Written task: Look through the data below. Show each line where the string "marker" occurs.

(Dataset listings of figures)
● ● ● ●

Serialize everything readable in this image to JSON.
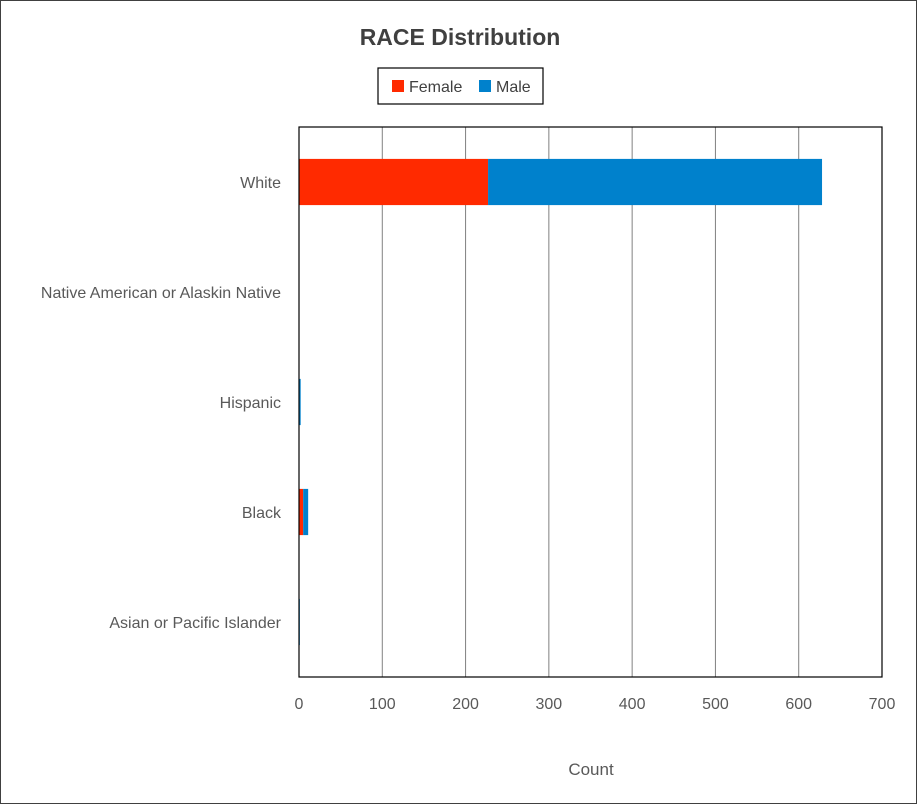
{
  "chart_data": {
    "type": "bar",
    "orientation": "horizontal",
    "stacked": true,
    "title": "RACE Distribution",
    "xlabel": "Count",
    "ylabel": "",
    "categories": [
      "White",
      "Native American or Alaskin Native",
      "Hispanic",
      "Black",
      "Asian or Pacific Islander"
    ],
    "series": [
      {
        "name": "Female",
        "color": "#ff2a00",
        "values": [
          227,
          0,
          0,
          5,
          0
        ]
      },
      {
        "name": "Male",
        "color": "#0081cc",
        "values": [
          401,
          0,
          2,
          6,
          1
        ]
      }
    ],
    "xlim": [
      0,
      700
    ],
    "xticks": [
      0,
      100,
      200,
      300,
      400,
      500,
      600,
      700
    ],
    "grid": true,
    "legend": "top"
  }
}
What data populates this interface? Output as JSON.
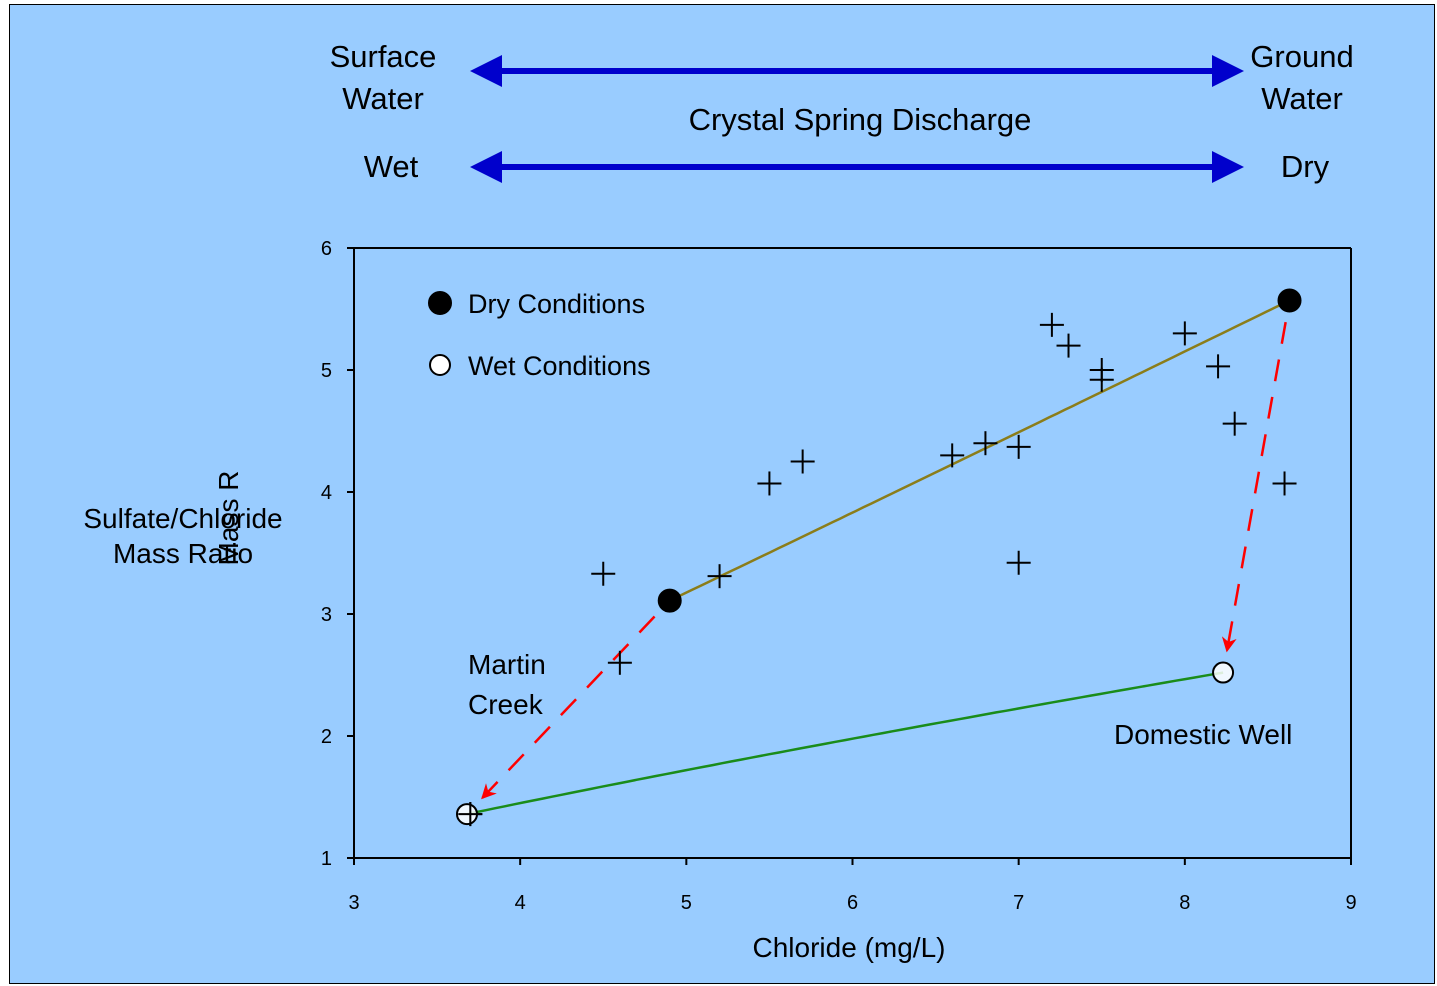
{
  "header": {
    "left_top": [
      "Surface",
      "Water"
    ],
    "right_top": [
      "Ground",
      "Water"
    ],
    "center": "Crystal Spring Discharge",
    "left_bottom": "Wet",
    "right_bottom": "Dry"
  },
  "colors": {
    "background": "#99ccff",
    "arrow": "#0000cc",
    "wet": "#007a00",
    "dry": "#663300",
    "dry_curve": "#8b7d1a",
    "wet_curve": "#1a8c1a",
    "dashed": "#ff0000"
  },
  "chart_data": {
    "type": "scatter",
    "title": "",
    "xlabel": "Chloride (mg/L)",
    "ylabel": [
      "Sulfate/Chloride",
      "Mass Ratio"
    ],
    "ylabel_overlap": "Mass R",
    "xlim": [
      3,
      9
    ],
    "ylim": [
      1,
      6
    ],
    "xticks": [
      3,
      4,
      5,
      6,
      7,
      8,
      9
    ],
    "yticks": [
      1,
      2,
      3,
      4,
      5,
      6
    ],
    "legend": [
      {
        "name": "Dry Conditions",
        "marker": "filled-circle"
      },
      {
        "name": "Wet Conditions",
        "marker": "open-circle"
      }
    ],
    "legend_position": "top-left",
    "grid": false,
    "series": [
      {
        "marker": "plus",
        "points": [
          [
            3.7,
            1.36
          ],
          [
            4.5,
            3.33
          ],
          [
            4.6,
            2.6
          ],
          [
            5.2,
            3.31
          ],
          [
            5.5,
            4.07
          ],
          [
            5.7,
            4.25
          ],
          [
            6.6,
            4.3
          ],
          [
            6.8,
            4.4
          ],
          [
            7.0,
            4.37
          ],
          [
            7.0,
            3.42
          ],
          [
            7.2,
            5.37
          ],
          [
            7.3,
            5.2
          ],
          [
            7.5,
            5.0
          ],
          [
            7.5,
            4.92
          ],
          [
            8.0,
            5.3
          ],
          [
            8.2,
            5.03
          ],
          [
            8.3,
            4.56
          ],
          [
            8.6,
            4.07
          ]
        ]
      },
      {
        "name": "Dry Conditions",
        "marker": "filled-circle",
        "points": [
          [
            4.9,
            3.11
          ],
          [
            8.63,
            5.57
          ]
        ]
      },
      {
        "name": "Wet Conditions",
        "marker": "open-circle",
        "points": [
          [
            3.68,
            1.36
          ],
          [
            8.23,
            2.52
          ]
        ]
      }
    ],
    "curves": [
      {
        "condition": "dry",
        "from": [
          4.9,
          3.11
        ],
        "to": [
          8.63,
          5.57
        ]
      },
      {
        "condition": "wet",
        "from": [
          3.68,
          1.36
        ],
        "to": [
          8.23,
          2.52
        ]
      }
    ],
    "annotations": [
      {
        "text": [
          "Martin",
          "Creek"
        ],
        "arrow_from": [
          4.9,
          3.11
        ],
        "arrow_to": [
          3.68,
          1.36
        ]
      },
      {
        "text": [
          "Domestic Well"
        ],
        "arrow_from": [
          8.63,
          5.57
        ],
        "arrow_to": [
          8.23,
          2.52
        ]
      }
    ]
  }
}
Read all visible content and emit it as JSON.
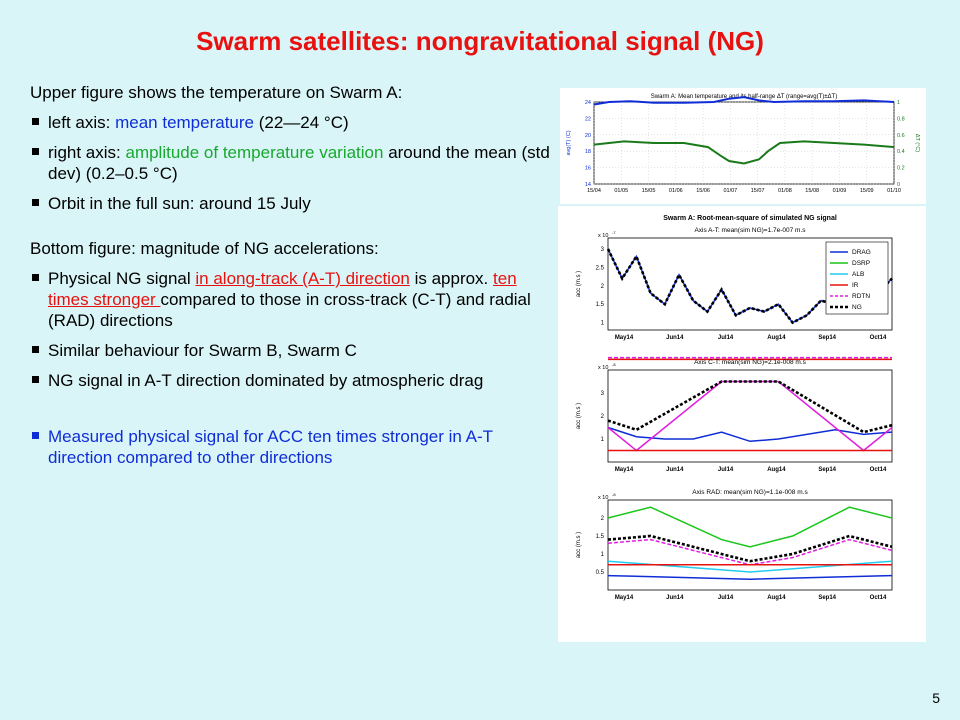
{
  "title": "Swarm satellites: nongravitational signal (NG)",
  "intro": "Upper figure shows the temperature on Swarm A:",
  "upper_bullets": [
    {
      "pre": "left axis: ",
      "hl": "mean temperature",
      "post": " (22—24 °C)"
    },
    {
      "pre": "right axis: ",
      "hl": "amplitude of temperature variation",
      "post": " around the mean (std dev) (0.2–0.5 °C)"
    },
    {
      "pre": "Orbit in the full sun: around 15 July",
      "hl": "",
      "post": ""
    }
  ],
  "bottom_intro": "Bottom figure: magnitude of NG accelerations:",
  "bottom_bullets": [
    {
      "pre": "Physical NG signal ",
      "hl": "in along-track (A-T) direction",
      "mid": " is approx. ",
      "hl2": "ten times stronger ",
      "post": "compared to those in cross-track (C-T) and radial (RAD) directions"
    },
    {
      "text": "Similar behaviour for Swarm B, Swarm C"
    },
    {
      "text": "NG signal in A-T direction dominated by atmospheric drag"
    }
  ],
  "conclusion": "Measured physical signal for ACC ten times stronger in A-T direction compared to other directions",
  "slide_number": "5",
  "colors": {
    "background": "#d9f5f8",
    "title": "#e8110f",
    "blue": "#0f2dd6",
    "green": "#19a82e"
  },
  "chart_data": [
    {
      "type": "line",
      "title": "Swarm A: Mean temperature and its half-range ΔT (range=avg(T)±ΔT)",
      "ylabel_left": "avg(T) (C)",
      "ylabel_right": "ΔT (°C)",
      "y_ticks_left": [
        "24",
        "22",
        "20",
        "18",
        "16",
        "14"
      ],
      "y_ticks_right": [
        "1",
        "0.8",
        "0.6",
        "0.4",
        "0.2",
        "0"
      ],
      "x_ticks": [
        "15/04",
        "01/05",
        "15/05",
        "01/06",
        "15/06",
        "01/07",
        "15/07",
        "01/08",
        "15/08",
        "01/09",
        "15/09",
        "01/10"
      ],
      "series": [
        {
          "color": "#0f2dd6",
          "axis": "left",
          "x": [
            0,
            0.05,
            0.12,
            0.2,
            0.3,
            0.4,
            0.45,
            0.5,
            0.55,
            0.6,
            0.7,
            0.8,
            0.9,
            0.95,
            1.0
          ],
          "values": [
            23.7,
            24.0,
            24.1,
            23.9,
            23.9,
            24.0,
            24.4,
            24.6,
            24.2,
            24.0,
            24.1,
            24.1,
            24.2,
            24.1,
            24.0
          ]
        },
        {
          "color": "#1a7a1a",
          "axis": "right",
          "x": [
            0,
            0.1,
            0.2,
            0.3,
            0.38,
            0.42,
            0.45,
            0.5,
            0.55,
            0.58,
            0.62,
            0.7,
            0.8,
            0.9,
            1.0
          ],
          "values": [
            0.48,
            0.52,
            0.5,
            0.5,
            0.45,
            0.35,
            0.28,
            0.25,
            0.3,
            0.4,
            0.5,
            0.52,
            0.5,
            0.48,
            0.45
          ]
        }
      ]
    },
    {
      "type": "line",
      "title": "Swarm A: Root-mean-square of simulated NG signal",
      "subtitle": "Axis A-T: mean(sim NG)=1.7e-007 m.s",
      "ylabel": "acc (m.s )",
      "exponent": "x 10",
      "exponent_power": "-7",
      "y_ticks": [
        "3",
        "2.5",
        "2",
        "1.5",
        "1"
      ],
      "x_ticks": [
        "May14",
        "Jun14",
        "Jul14",
        "Aug14",
        "Sep14",
        "Oct14"
      ],
      "legend": [
        "DRAG",
        "DSRP",
        "ALB",
        "IR",
        "RDTN",
        "NG"
      ],
      "series": [
        {
          "name": "DRAG",
          "color": "#0f2dd6",
          "x": [
            0,
            0.05,
            0.1,
            0.15,
            0.2,
            0.25,
            0.3,
            0.35,
            0.4,
            0.45,
            0.5,
            0.55,
            0.6,
            0.65,
            0.7,
            0.75,
            0.8,
            0.85,
            0.9,
            0.95,
            1.0
          ],
          "values": [
            3.0,
            2.2,
            2.8,
            1.8,
            1.5,
            2.3,
            1.6,
            1.3,
            1.9,
            1.2,
            1.4,
            1.3,
            1.5,
            1.0,
            1.2,
            1.6,
            1.5,
            1.8,
            2.1,
            1.8,
            2.2
          ]
        },
        {
          "name": "NG",
          "color": "#000000",
          "x": [
            0,
            0.05,
            0.1,
            0.15,
            0.2,
            0.25,
            0.3,
            0.35,
            0.4,
            0.45,
            0.5,
            0.55,
            0.6,
            0.65,
            0.7,
            0.75,
            0.8,
            0.85,
            0.9,
            0.95,
            1.0
          ],
          "values": [
            3.0,
            2.2,
            2.8,
            1.8,
            1.5,
            2.3,
            1.6,
            1.3,
            1.9,
            1.2,
            1.4,
            1.3,
            1.5,
            1.0,
            1.2,
            1.6,
            1.5,
            1.8,
            2.1,
            1.8,
            2.2
          ]
        },
        {
          "name": "RDTN",
          "color": "#e01ee0",
          "x": [
            0,
            1
          ],
          "values": [
            0.05,
            0.05
          ]
        },
        {
          "name": "IR",
          "color": "#e8110f",
          "x": [
            0,
            1
          ],
          "values": [
            0.0,
            0.0
          ]
        }
      ]
    },
    {
      "type": "line",
      "subtitle": "Axis C-T: mean(sim NG)=2.1e-008 m.s",
      "ylabel": "acc (m.s )",
      "exponent": "x 10",
      "exponent_power": "-8",
      "y_ticks": [
        "3",
        "2",
        "1"
      ],
      "x_ticks": [
        "May14",
        "Jun14",
        "Jul14",
        "Aug14",
        "Sep14",
        "Oct14"
      ],
      "series": [
        {
          "name": "DRAG",
          "color": "#0f2dd6",
          "x": [
            0,
            0.1,
            0.2,
            0.3,
            0.4,
            0.5,
            0.6,
            0.7,
            0.8,
            0.9,
            1.0
          ],
          "values": [
            1.5,
            1.1,
            1.0,
            1.0,
            1.3,
            0.9,
            1.0,
            1.2,
            1.4,
            1.2,
            1.3
          ]
        },
        {
          "name": "DSRP",
          "color": "#e01ee0",
          "x": [
            0,
            0.1,
            0.4,
            0.6,
            0.9,
            1.0
          ],
          "values": [
            1.5,
            0.5,
            3.5,
            3.5,
            0.5,
            1.5
          ]
        },
        {
          "name": "NG",
          "color": "#000000",
          "x": [
            0,
            0.1,
            0.4,
            0.6,
            0.9,
            1.0
          ],
          "values": [
            1.8,
            1.4,
            3.5,
            3.5,
            1.3,
            1.6
          ]
        },
        {
          "name": "IR",
          "color": "#e8110f",
          "x": [
            0,
            1
          ],
          "values": [
            0.5,
            0.5
          ]
        }
      ]
    },
    {
      "type": "line",
      "subtitle": "Axis RAD: mean(sim NG)=1.1e-008 m.s",
      "ylabel": "acc (m.s )",
      "exponent": "x 10",
      "exponent_power": "-8",
      "y_ticks": [
        "2",
        "1.5",
        "1",
        "0.5"
      ],
      "x_ticks": [
        "May14",
        "Jun14",
        "Jul14",
        "Aug14",
        "Sep14",
        "Oct14"
      ],
      "series": [
        {
          "name": "DSRP",
          "color": "#19c619",
          "x": [
            0,
            0.15,
            0.4,
            0.5,
            0.65,
            0.85,
            1.0
          ],
          "values": [
            2.0,
            2.3,
            1.4,
            1.2,
            1.5,
            2.3,
            2.0
          ]
        },
        {
          "name": "NG",
          "color": "#000000",
          "x": [
            0,
            0.15,
            0.4,
            0.5,
            0.65,
            0.85,
            1.0
          ],
          "values": [
            1.4,
            1.5,
            1.0,
            0.8,
            1.0,
            1.5,
            1.2
          ]
        },
        {
          "name": "RDTN",
          "color": "#e01ee0",
          "x": [
            0,
            0.15,
            0.4,
            0.5,
            0.65,
            0.85,
            1.0
          ],
          "values": [
            1.3,
            1.4,
            0.9,
            0.7,
            0.9,
            1.4,
            1.1
          ]
        },
        {
          "name": "ALB",
          "color": "#22ccee",
          "x": [
            0,
            0.5,
            1.0
          ],
          "values": [
            0.8,
            0.5,
            0.8
          ]
        },
        {
          "name": "IR",
          "color": "#e8110f",
          "x": [
            0,
            1
          ],
          "values": [
            0.7,
            0.7
          ]
        },
        {
          "name": "DRAG",
          "color": "#0f2dd6",
          "x": [
            0,
            0.5,
            1.0
          ],
          "values": [
            0.4,
            0.3,
            0.4
          ]
        }
      ]
    }
  ]
}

● ● ● ●

Response for this exercise:
        "marker": "filled-circle"
        "marker": "open-circle"
        "marker": "plus",
        "marker": "filled-circle",
        "marker": "open-circle",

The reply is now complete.